[Text shown]
Blah Blah Blog – Accountability

A post from my Marvel blog of years ago in which I respond to a response to an earlier post about the balance between adhering to a fixed schedule and maintaining the quality of a series.

Tuesday, 9:44

April 28, 2007 | 1:00 AM | By Tom_Brevoort | In General

I’ll probably only have time for one blog posting today, as our Editorial Retreat starts this afternoon. So let’s make it in response to a post on the thread about continuity, since everybody seemed interested in that.

Here’s the post in question:

>Accountability
So your answer to not being able to stick to continuity was because you had no idea when Iron Man would be wrapped up(ie when the issues would be completed) or when Secret War #5 would be completed. Here is a novel idea, HOW ABOUT MAKING WRITERS AND AUTHORS STICK TO DEADLINES???

Seriously, with the sheer number of titles that get delayed by Marvel it is no mystery why continuity is difficult to keep up with. How about making writers and artists accountable for their actions? There is no reason there should have been such a delay between issue 4 and 5 of Secret War. I have heard the official reason for it and I can tell you the art was nowhere near good enough to justify it. And that is just one of many titles that have been extremely delayed in recent years including Spider-Man/Black Cat, Ultimates, etc.

Instead of making a blog post and essentially calling readers nit picky for caring about continuity and commenting on the restrictions of a dead man who cannot defend his actions, how about you put the blame where it is due? And that is with tardy writers, artists, and the editors who fail to enforce deadlines.

Posted by thatsmystapler on 2006-06-25 04:04:12>

Stapler, I think you’re taking a situation that’s much more complex than you seem to want it to be, and reacting to it in a very blunt manner. Let’s go through this one step at a time.

I think there’s a very big difference between what fans like yourself are saying, and what you actually mean. You say, “HOW ABOUT MAKING WRITERS AND AUTHORS STICK TO DEADLINES??? ” To which I would say that, in most cases, we do. But let’s take the flipside for a second: if a given creator can’t get a book done in thirty days, what would you have us do? Because all of the evidence I have indicates that, while people say that they want he books more frequently, what they really want is the books more frequently by the same creators, and at the same level of quality. And that’s just not going to happen in most cases. And in those cases where it’s not possible, it’s in the best interests of the project long term to hold the line, rather than rushing in a fill-in or bringing in half-a-dozen pencilers to hack out your crossover.

You’re entitled to feel however you felt about SECRET WAR as a project. But I’d argue that, while it may not have worked for you, the sales of both the individual issues and the continuing sales on the hardcover indicate that the artwork was worth waiting for, at least as far as the majority of the audience is concerned. The same thing is clearly true of THE ULTIMATES. And the same thing is clearly true of IRON MAN. All during the time the Warren and Adi run was being delayed, all I heard was “why can’t you get a guy who’ll deliver the book monthly?” And now that Patrick Zircher is doing just that, all I hear is, “Well, you know, this artwork really isn’t a patch on what Adi Granov does.” So each instance is a choice. And we clearly all take responsibility for making that choice to hold the line. You may not like the choice we made, but there it is.

[Data block]
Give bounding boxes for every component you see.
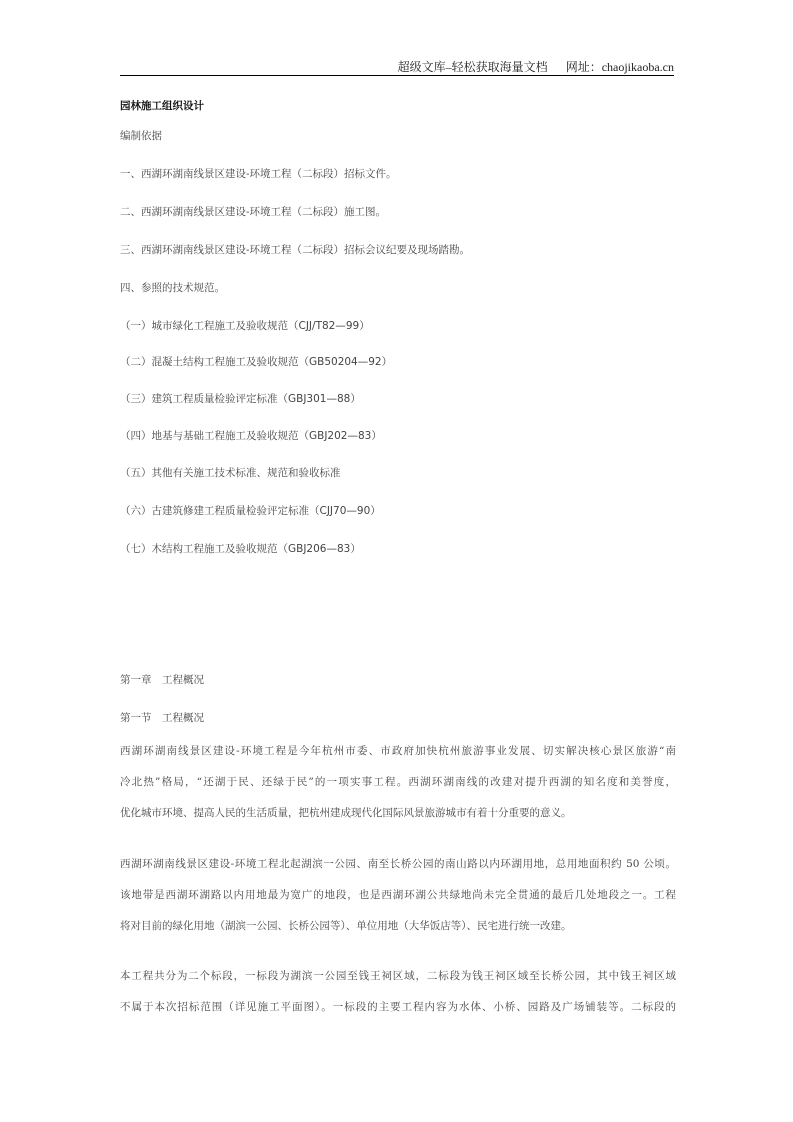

[What is required] Write what comes next in the blog post about comic book deadlines, picking up right after its final sentence. The data has no connection to the blog post about comic book deadlines.

[Written answer]
(It should be noted that late shipping is not a Marvel-exclusive problem. In point of fact, we have fewer late-shipping titles than our largest competitor at the moment. But you readers tend to notice ours more–I’m guessing because you’re more interested in what we’ve got going on.)

What you’re really seeing is the beginning of an evolution in exactly how this business operates, in my opinion. We’ve been built around a monthly model for so long that that’s what most people are used to, but the plain fact of the matter is that that’s changing, slowly but surely. With the rising costs of most comics, readers as a whole demand a higher level of quality from the books they buy, and they’re more likely to be willing to wait for them (or just wait for the inevitable collection.) That’s slowly changing the way that comics are made. I expect that in a decade’s time, the entire delivery system is going to look quite different, and there won’t be as much a reliance on the monthly release schedule as there is today–it’s a hold-over from the era when comics were mass-market periodicals.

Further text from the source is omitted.